**WRITTEN INSTRUCTION 1**
Say whether each statement agrees with the ETL notebook below, answering yes or no and quoting the deciding words. (a) The row count printed for the new CSV file is 6821. (b) Rows whose first field is empty get written to the new file. (c) The cluster connects to the address 127.0.0.1.
**WRITTEN INSTRUCTION 2**
In the ETL notebook below, what directory does the code print as the current working directory?
**WRITTEN INSTRUCTION 3**
Continue the ETL notebook below from the point where it stops.

**PAGE**
————

# Part I. ETL Pipeline for Pre-Processing the Files

#### Import Python packages 

In [2]:
import pandas as pd
import cassandra
import re
import os
import glob
import numpy as np
import json
import csv

#### Creating list of filepaths to process original event csv data files

In [3]:
# checking the current working directory
print(os.getcwd())

# Getting the current folder and subfolder event data
filepath = os.getcwd() + '/event_data'

# Create a for loop to create a list of files and collect each filepath
for root, dirs, files in os.walk(filepath):
    
# join the file path and roots with the subdirectories using glob
    file_path_list = glob.glob(os.path.join(root,'*'))
    #print(file_path_list)

/workspace/home


#### Processing the files to create the data file csv that will be used for Apache Casssandra tables

In [4]:
# initiating an empty list of rows that will be generated from each file
full_data_rows_list = [] 
    
# for every filepath in the file path list 
for f in file_path_list:

# reading csv file 
    with open(f, 'r', encoding = 'utf8', newline='') as csvfile: 
        # creating a csv reader object 
        csvreader = csv.reader(csvfile) 
        next(csvreader)
        
 # extracting each data row one by one and append it        
        for line in csvreader:
            #print(line)
            full_data_rows_list.append(line) 
            
# print(len(full_data_rows_list))
# print(full_data_rows_list)

# creating a smaller event data csv file called event_datafile_full csv that will be used to insert data into the \
# Apache Cassandra tables
csv.register_dialect('myDialect', quoting=csv.QUOTE_ALL, skipinitialspace=True)

with open('event_datafile_new.csv', 'w', encoding = 'utf8', newline='') as f:
    writer = csv.writer(f, dialect='myDialect')
    writer.writerow(['artist','firstName','gender','itemInSession','lastName','length',\
                'level','location','sessionId','song','userId'])
    for row in full_data_rows_list:
        if (row[0] == ''):
            continue
        writer.writerow((row[0], row[2], row[3], row[4], row[5], row[6], row[7], row[8], row[12], row[13], row[16]))


In [5]:
# check the number of rows in your csv file
with open('event_datafile_new.csv', 'r', encoding = 'utf8') as f:
    print(sum(1 for line in f))

6821


#### Creating a Cluster

The following code imports the Cassandra library, creates a cluster and connects to a new session.

In [6]:
import cassandra

from cassandra.cluster import Cluster
try:
    cluster = Cluster(['127.0.0.1'])
    session = cluster.connect()
except Exception as e:
    print(e)

    session = cluster.connect()

#### Create Keyspace

Create a Keyspace and replicate the data to a single node


In [7]:
try:
    session.execute("""

————

**DATASET ROWS**
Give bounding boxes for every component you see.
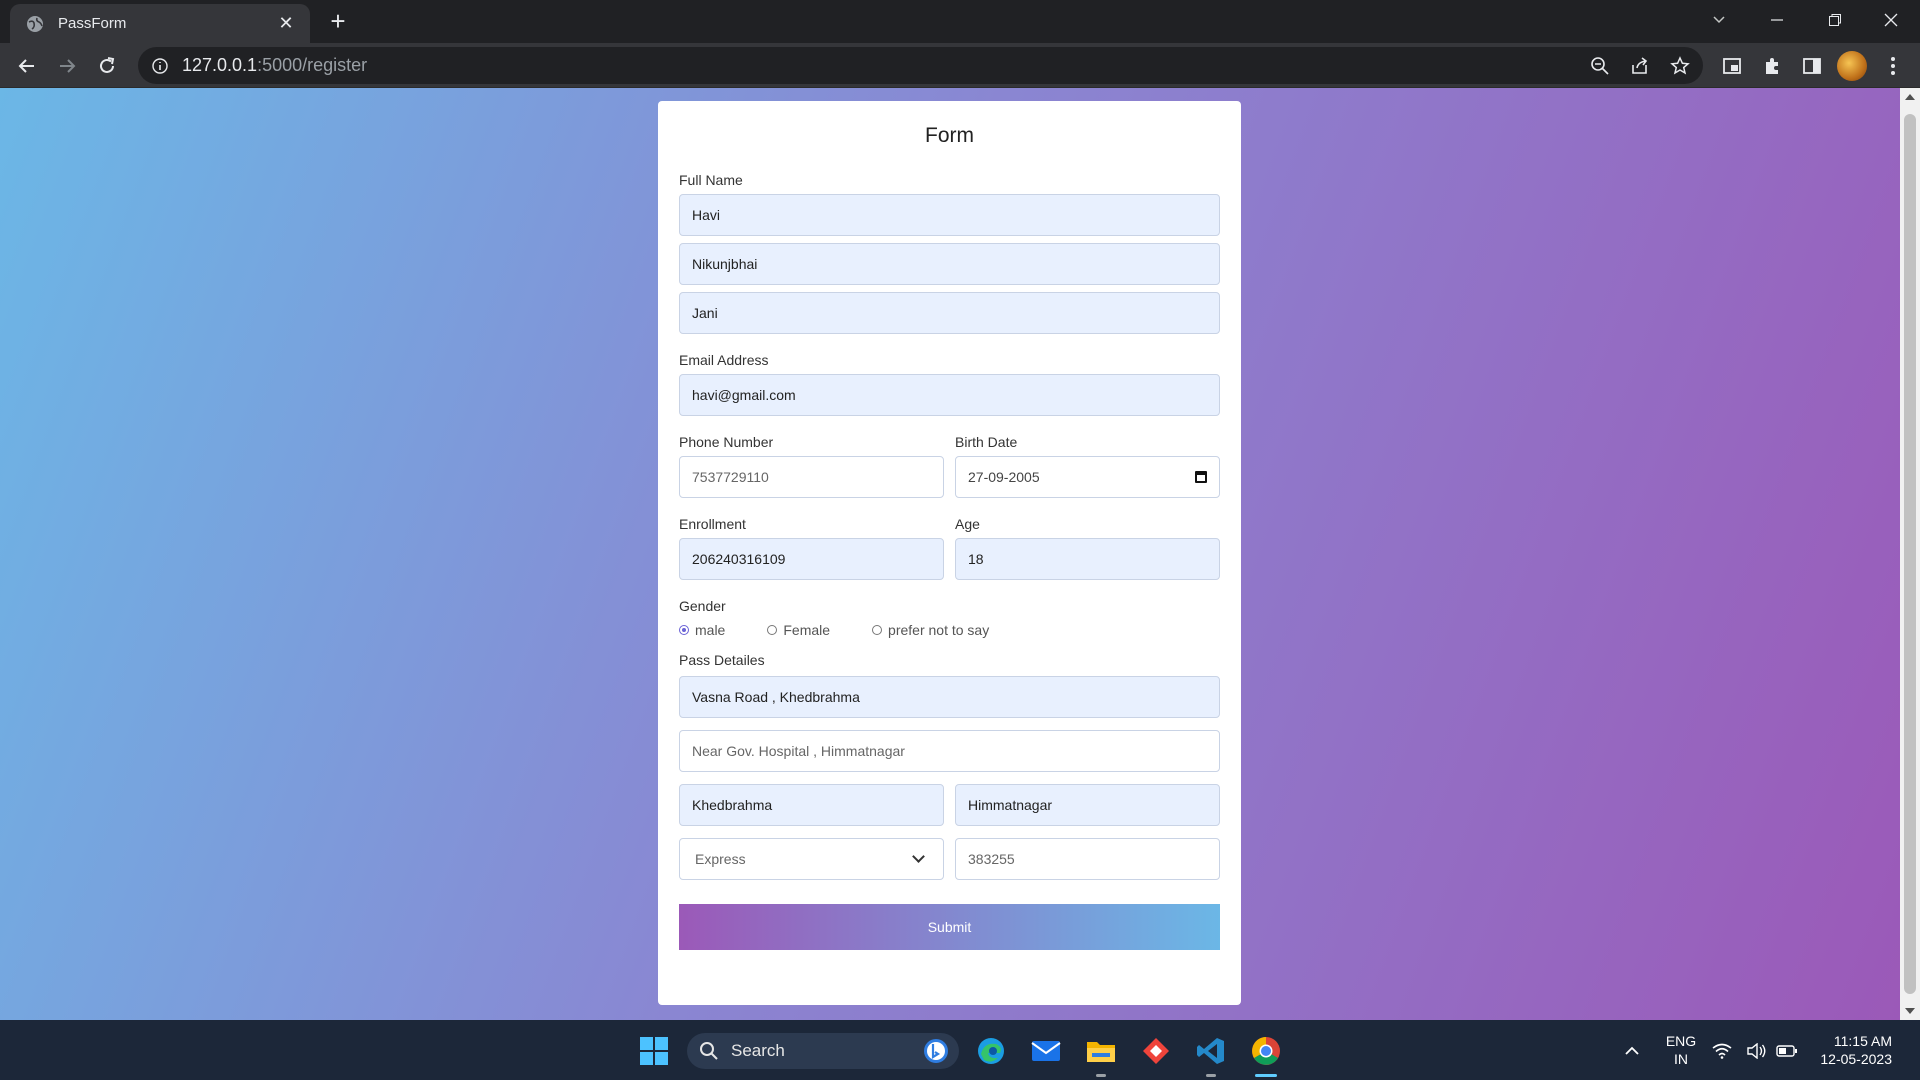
bing-icon[interactable]	[923, 1038, 949, 1064]
radio-icon	[767, 625, 778, 635]
chrome-icon[interactable]	[1249, 1034, 1283, 1068]
enrollment-input[interactable]: 206240316109	[679, 538, 944, 580]
radio-icon	[872, 625, 883, 635]
clock-time: 11:15 AM	[1833, 1033, 1892, 1049]
pass-details-label: Pass Detailes	[679, 652, 765, 668]
more-menu-icon[interactable]	[1876, 49, 1910, 83]
side-panel-icon[interactable]	[1795, 49, 1829, 83]
chevron-down-icon	[912, 850, 925, 863]
middle-name-input[interactable]: Nikunjbhai	[679, 243, 1220, 285]
calendar-icon[interactable]	[1195, 471, 1207, 483]
tab-title: PassForm	[58, 15, 127, 32]
tab-strip: PassForm ✕ +	[0, 0, 1920, 43]
scrollbar-thumb[interactable]	[1904, 114, 1916, 994]
close-tab-icon[interactable]: ✕	[276, 13, 296, 34]
radio-selected-icon	[679, 625, 689, 635]
search-icon	[700, 1042, 718, 1060]
scroll-up-icon[interactable]	[1905, 94, 1915, 100]
birth-date-label: Birth Date	[955, 434, 1018, 450]
scroll-down-icon[interactable]	[1905, 1008, 1915, 1014]
birth-date-input[interactable]: 27-09-2005	[955, 456, 1220, 498]
gender-radio-group: male Female prefer not to say	[679, 622, 1220, 638]
running-indicator	[1096, 1074, 1106, 1077]
gender-radio-male[interactable]: male	[679, 622, 725, 638]
tab-passform[interactable]: PassForm ✕	[10, 4, 310, 43]
vscode-icon[interactable]	[1194, 1034, 1228, 1068]
age-label: Age	[955, 516, 980, 532]
pincode-input[interactable]: 383255	[955, 838, 1220, 880]
form-card: Form Full Name Havi Nikunjbhai Jani Emai…	[658, 101, 1241, 1005]
full-name-label: Full Name	[679, 172, 743, 188]
back-button[interactable]	[10, 49, 44, 83]
address-line1-input[interactable]: Vasna Road , Khedbrahma	[679, 676, 1220, 718]
info-icon[interactable]	[152, 57, 168, 74]
wifi-icon[interactable]	[1710, 1034, 1734, 1068]
gender-radio-prefer-not[interactable]: prefer not to say	[872, 622, 989, 638]
first-name-input[interactable]: Havi	[679, 194, 1220, 236]
active-indicator	[1255, 1074, 1277, 1077]
last-name-input[interactable]: Jani	[679, 292, 1220, 334]
clock-date: 12-05-2023	[1820, 1051, 1892, 1067]
form-title: Form	[925, 124, 974, 147]
phone-input[interactable]: 7537729110	[679, 456, 944, 498]
chevron-up-icon[interactable]	[1615, 1034, 1649, 1068]
from-city-input[interactable]: Khedbrahma	[679, 784, 944, 826]
mail-icon[interactable]	[1029, 1034, 1063, 1068]
cast-icon[interactable]	[1715, 49, 1749, 83]
pass-type-value: Express	[695, 851, 746, 867]
zoom-icon[interactable]	[1590, 56, 1610, 76]
forward-button[interactable]	[50, 49, 84, 83]
clock[interactable]: 11:15 AM 12-05-2023	[1812, 1032, 1892, 1068]
enrollment-label: Enrollment	[679, 516, 746, 532]
share-icon[interactable]	[1630, 56, 1650, 76]
windows-taskbar: Search ENG IN 11:15 AM 12-05-2023	[0, 1020, 1920, 1080]
pass-type-select[interactable]: Express	[679, 838, 944, 880]
page-viewport: Form Full Name Havi Nikunjbhai Jani Emai…	[0, 88, 1900, 1020]
bookmark-star-icon[interactable]	[1670, 55, 1690, 76]
address-bar[interactable]: 127.0.0.1:5000/register	[138, 47, 1703, 84]
age-input[interactable]: 18	[955, 538, 1220, 580]
running-indicator	[1206, 1074, 1216, 1077]
url-path: :5000/register	[257, 55, 368, 75]
close-window-button[interactable]	[1862, 0, 1920, 40]
search-label: Search	[731, 1041, 785, 1060]
email-label: Email Address	[679, 352, 769, 368]
volume-icon[interactable]	[1745, 1034, 1769, 1068]
email-input[interactable]: havi@gmail.com	[679, 374, 1220, 416]
taskbar-search[interactable]: Search	[687, 1033, 959, 1069]
address-line2-input[interactable]: Near Gov. Hospital , Himmatnagar	[679, 730, 1220, 772]
globe-icon	[27, 15, 43, 32]
anydesk-icon[interactable]	[1139, 1034, 1173, 1068]
windows-start-icon[interactable]	[637, 1034, 671, 1068]
browser-toolbar: 127.0.0.1:5000/register	[0, 43, 1920, 88]
url-host: 127.0.0.1	[182, 55, 258, 75]
gender-label: Gender	[679, 598, 726, 614]
new-tab-button[interactable]: +	[324, 8, 352, 36]
page-scrollbar[interactable]	[1900, 88, 1920, 1020]
reload-button[interactable]	[90, 49, 124, 83]
file-explorer-icon[interactable]	[1084, 1034, 1118, 1068]
to-city-input[interactable]: Himmatnagar	[955, 784, 1220, 826]
birth-date-value: 27-09-2005	[968, 469, 1040, 485]
tab-search-icon[interactable]	[1690, 0, 1748, 40]
gender-radio-female[interactable]: Female	[767, 622, 830, 638]
edge-browser-icon[interactable]	[974, 1034, 1008, 1068]
submit-button[interactable]: Submit	[679, 904, 1220, 950]
profile-avatar[interactable]	[1837, 51, 1867, 81]
extensions-icon[interactable]	[1755, 49, 1789, 83]
minimize-button[interactable]	[1748, 0, 1806, 40]
battery-icon[interactable]	[1775, 1034, 1799, 1068]
phone-label: Phone Number	[679, 434, 774, 450]
language-indicator[interactable]: ENG IN	[1660, 1032, 1702, 1068]
restore-button[interactable]	[1806, 0, 1864, 40]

————

**EXERCISE OUTPUT 1**
(a) Yes: "6821"
(b) No: "if (row[0] == ''):" followed by "continue"
(c) Yes: "cluster = Cluster(['127.0.0.1'])"

**EXERCISE OUTPUT 2**
/workspace/home

**EXERCISE OUTPUT 3**
    CREATE KEYSPACE IF NOT EXISTS user_music
    WITH REPLICATION = 
    {'class' : 'SimpleStrategy',
    'replication_factor' : 1}    
    """)
except Exception as e:
    print(e)

#### Set Keyspace

Setting a keyspace user_music to save the tables

In [8]:
# Set KEYSPACE to the keyspace specified abovetry:
try:
    session.set_keyspace('user_music')
except Exception as e:
    print(e)


### Query1

#### The first query requires a list of the artists, song title and length where session_id = 338 and itemInSession  = 4

#### Create a new table for first query requirements


Approach:

1. I drop any existing tables with the same name. 
2. Next, i create a new table songs_played to store the variable names, as needed in the select query later. 
3. I have defined the appropriate data types for each variable, depending on the values they will store. 
4. For the primary key, i have used the sessionid as the partition key, while the iteminsession will be my cluster key.
5. Since the sessionid is the partition key, Cassandra will create a partition for each sessionid value, while the cluster key will be the sorting value for my table. 

In [9]:
query = "Drop table if exists songs_played"

query1 = "CREATE TABLE IF NOT EXISTS songs_played (sessionId int, itemInSession int, artist text, song text, length float, primary key (sessionid, itemInSession))"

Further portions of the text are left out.